> _TASK SET_:
a – Using the forum thread on capacitor frequency, answer these questions, giving each answer on its own line marked (i), (ii), (iii):
(i) When is the full value of the capacitor in a treble cut pot realized?
(ii) What does the frequency at which the cutoff happens depend on?
(iii) What capacitor value can be used with active EMG pickups?
b – Continue the forum thread on capacitor frequency from the point where it stops.

> _READING PASSAGE_:
[start]
Capacitor frequency - is there a chart?

[Whil57]

I was reading some websites on capacitors, and didnt really understand the volt/ohm input calculations that they used to get frequencies. Basically, what i was wondering, is that if you increased a caps value, at what value (on say a jazz or p pup) would you need to ground everything over the octave on the G string ? Almost like making it a low pass.

 

[tubestuff]

Roughly:

 

[Killed_by_Death]

You have to remember the treble cut pot is a R/C network, resistance & capacitance.
So the full value of the capacitor isn't realized until the resistance is eliminated (turned full counter-clockwise).

 

[Whil57]

Now i wondered why a .47 sometimes didnt do much, so according to tubestuff's chart, even though it affects it, its only a small gain reduction in db. And even a huge cap then wont completely kill a note.

 

[line6man]

There is no chart, because it's not universal. The frequency cutoff happens at different frequencies, depending on the impedance of the pickup. This is why lower impedance pickups tend to be paired with higher capacitances, and higher impedance pickups tend to be paired with lower capacitances. For example, you can use a 0.2uF capacitor with active EMG pickups, but the same capacitance gives you nothing but mud with a standard passive pickup.

 

[line6man]

Almost like making it a low pass.

A tone control IS a low pass filter.

 

[Whil57]

A tone control IS a low pass filter.

Yeah, i was thinking more in the scope of a larger db reduction. So you are correct, i just dont think of it that way. Could you get a cap to then reduce 100% of every frequency over 2K ?
[end]
> _STORED DATA_:
[start]
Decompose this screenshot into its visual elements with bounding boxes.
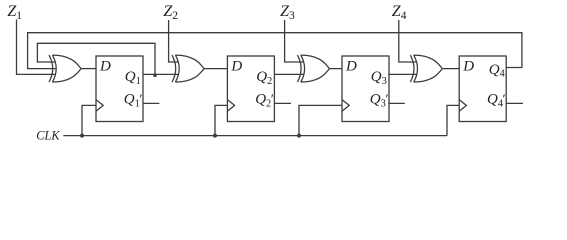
[end]
> _TASK-BY-TASK OUTPUTS_:
a –
(i) When the resistance is eliminated, with the pot turned full counter-clockwise.
(ii) The impedance of the pickup.
(iii) 0.2uF.

b –
[line6man]

Yeah, i was thinking more in the scope of a larger db reduction. So you are correct, i just dont think of it that way. Could you get a cap to then reduce 100% of every frequency over 2K ?

A capacitor is not like an on/off switch. There is a progression from fulling blocking to fully passing, as you move through the frequency spectrum. If you want everything above a particular frequency to be completely blocked, then there will be a range of frequencies below your target frequency that will be greatly reduced in amplitude.

 

[two fingers]

Yeah it's the whole circuit, not just the cap.

Think of it like a truck. How many tons you can tow is not just dependent upon horsepower alone. There's the horsepower of the engine, the gear ratios of the transmission, the ratio of the rear end, the size and grip of the wheels/tires, etc.

So you could put the same 450 hp engine in two vehicles and it will get two different results. One could go warp speed but not have enough torque to pull "a greased string out of a pig's behind". The other can pull Manhattan out of the ocean and you have to measure its 0-60 time with a calendar.

Short version: It's one component in a circuit. It alone will not get you where you want to be.

You have to remember the treble cut pot is a R/C network, resistance & capacitance.
So the full value of the capacitor isn't realized until the resistance is eliminated (turned full counter-clockwise).

There is no chart, because it's not universal. The frequency cutoff happens at different frequencies, depending on the impedance of the pickup. This is why lower impedance pickups tend to be paired with higher capacitances, and higher impedance pickups tend to be paired with lower capacitances. For example, you can use a 0.2uF capacitor with active EMG pickups, but the same capacitance gives you nothing but mud with a standard passive pickup.

 

[Whil57]

Thanks all.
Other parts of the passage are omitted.